• To be done:
Will you transcribe the entries that follow, exactly and in full?

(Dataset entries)
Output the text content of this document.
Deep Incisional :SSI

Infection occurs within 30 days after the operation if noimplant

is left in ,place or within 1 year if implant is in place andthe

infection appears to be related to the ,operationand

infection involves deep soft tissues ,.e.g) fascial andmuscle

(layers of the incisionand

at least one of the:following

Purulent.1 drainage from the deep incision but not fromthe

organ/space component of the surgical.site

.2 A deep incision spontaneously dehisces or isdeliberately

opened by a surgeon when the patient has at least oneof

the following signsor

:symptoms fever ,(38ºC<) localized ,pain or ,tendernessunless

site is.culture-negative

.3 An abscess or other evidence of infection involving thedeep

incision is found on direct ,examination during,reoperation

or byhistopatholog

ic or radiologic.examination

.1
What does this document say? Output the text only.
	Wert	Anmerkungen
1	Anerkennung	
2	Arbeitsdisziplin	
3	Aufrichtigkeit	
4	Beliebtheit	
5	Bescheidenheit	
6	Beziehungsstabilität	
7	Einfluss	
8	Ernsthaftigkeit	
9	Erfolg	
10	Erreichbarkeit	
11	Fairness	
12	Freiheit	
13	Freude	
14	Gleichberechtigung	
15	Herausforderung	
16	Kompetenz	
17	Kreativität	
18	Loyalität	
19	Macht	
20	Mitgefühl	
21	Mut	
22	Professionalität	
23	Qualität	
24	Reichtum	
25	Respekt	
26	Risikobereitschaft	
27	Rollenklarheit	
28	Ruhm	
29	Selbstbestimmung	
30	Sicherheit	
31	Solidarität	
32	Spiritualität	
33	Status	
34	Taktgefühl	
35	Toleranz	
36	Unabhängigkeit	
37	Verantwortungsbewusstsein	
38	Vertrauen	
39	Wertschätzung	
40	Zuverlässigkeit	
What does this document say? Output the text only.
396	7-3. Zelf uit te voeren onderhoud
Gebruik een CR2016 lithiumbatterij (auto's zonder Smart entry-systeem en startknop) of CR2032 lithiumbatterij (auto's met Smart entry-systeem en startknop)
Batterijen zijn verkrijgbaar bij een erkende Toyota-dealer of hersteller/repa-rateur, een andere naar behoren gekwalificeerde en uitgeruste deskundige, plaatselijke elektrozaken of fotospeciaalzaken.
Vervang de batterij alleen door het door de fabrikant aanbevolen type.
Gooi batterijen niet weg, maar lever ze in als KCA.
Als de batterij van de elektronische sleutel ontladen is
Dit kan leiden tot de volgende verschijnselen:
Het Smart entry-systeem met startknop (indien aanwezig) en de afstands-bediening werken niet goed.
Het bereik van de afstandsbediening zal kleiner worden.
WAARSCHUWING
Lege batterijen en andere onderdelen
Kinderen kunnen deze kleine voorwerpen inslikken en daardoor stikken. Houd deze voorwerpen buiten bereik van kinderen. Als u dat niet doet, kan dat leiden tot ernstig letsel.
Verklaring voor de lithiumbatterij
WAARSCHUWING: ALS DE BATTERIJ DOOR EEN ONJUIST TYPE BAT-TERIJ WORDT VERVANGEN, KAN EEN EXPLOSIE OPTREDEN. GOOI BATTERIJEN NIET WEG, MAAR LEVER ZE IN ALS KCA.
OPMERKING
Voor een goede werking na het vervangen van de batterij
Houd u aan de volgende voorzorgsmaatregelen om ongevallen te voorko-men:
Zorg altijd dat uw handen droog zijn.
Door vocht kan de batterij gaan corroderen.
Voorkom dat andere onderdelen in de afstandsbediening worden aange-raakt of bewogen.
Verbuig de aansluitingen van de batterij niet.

• Response to this exercise:
Output the text content of this document.
Deep Incisional :SSI

Infection occurs within 30 days after the operation if noimplant

is left in ,place or within 1 year if implant is in place andthe

infection appears to be related to the ,operationand

infection involves deep soft tissues ,.e.g) fascial andmuscle

(layers of the incisionand

at least one of the:following

Purulent.1 drainage from the deep incision but not fromthe

organ/space component of the surgical.site

.2 A deep incision spontaneously dehisces or isdeliberately

opened by a surgeon when the patient has at least oneof

the following signsor

:symptoms fever ,(38ºC<) localized ,pain or ,tendernessunless

site is.culture-negative

.3 An abscess or other evidence of infection involving thedeep

incision is found on direct ,examination during,reoperation

or byhistopatholog

ic or radiologic.examination

.1
What does this document say? Output the text only.
	Wert	Anmerkungen
1	Anerkennung	
2	Arbeitsdisziplin	
3	Aufrichtigkeit	
4	Beliebtheit	
5	Bescheidenheit	
6	Beziehungsstabilität	
7	Einfluss	
8	Ernsthaftigkeit	
9	Erfolg	
10	Erreichbarkeit	
11	Fairness	
12	Freiheit	
13	Freude	
14	Gleichberechtigung	
15	Herausforderung	
16	Kompetenz	
17	Kreativität	
18	Loyalität	
19	Macht	
20	Mitgefühl	
21	Mut	
22	Professionalität	
23	Qualität	
24	Reichtum	
25	Respekt	
26	Risikobereitschaft	
27	Rollenklarheit	
28	Ruhm	
29	Selbstbestimmung	
30	Sicherheit	
31	Solidarität	
32	Spiritualität	
33	Status	
34	Taktgefühl	
35	Toleranz	
36	Unabhängigkeit	
37	Verantwortungsbewusstsein	
38	Vertrauen	
39	Wertschätzung	
40	Zuverlässigkeit	
What does this document say? Output the text only.
396	7-3. Zelf uit te voeren onderhoud
Gebruik een CR2016 lithiumbatterij (auto's zonder Smart entry-systeem en startknop) of CR2032 lithiumbatterij (auto's met Smart entry-systeem en startknop)
Batterijen zijn verkrijgbaar bij een erkende Toyota-dealer of hersteller/repa-rateur, een andere naar behoren gekwalificeerde en uitgeruste deskundige, plaatselijke elektrozaken of fotospeciaalzaken.
Vervang de batterij alleen door het door de fabrikant aanbevolen type.
Gooi batterijen niet weg, maar lever ze in als KCA.
Als de batterij van de elektronische sleutel ontladen is
Dit kan leiden tot de volgende verschijnselen:
Het Smart entry-systeem met startknop (indien aanwezig) en de afstands-bediening werken niet goed.
Het bereik van de afstandsbediening zal kleiner worden.
WAARSCHUWING
Lege batterijen en andere onderdelen
Kinderen kunnen deze kleine voorwerpen inslikken en daardoor stikken. Houd deze voorwerpen buiten bereik van kinderen. Als u dat niet doet, kan dat leiden tot ernstig letsel.
Verklaring voor de lithiumbatterij
WAARSCHUWING: ALS DE BATTERIJ DOOR EEN ONJUIST TYPE BAT-TERIJ WORDT VERVANGEN, KAN EEN EXPLOSIE OPTREDEN. GOOI BATTERIJEN NIET WEG, MAAR LEVER ZE IN ALS KCA.
OPMERKING
Voor een goede werking na het vervangen van de batterij
Houd u aan de volgende voorzorgsmaatregelen om ongevallen te voorko-men:
Zorg altijd dat uw handen droog zijn.
Door vocht kan de batterij gaan corroderen.
Voorkom dat andere onderdelen in de afstandsbediening worden aange-raakt of bewogen.
Verbuig de aansluitingen van de batterij niet.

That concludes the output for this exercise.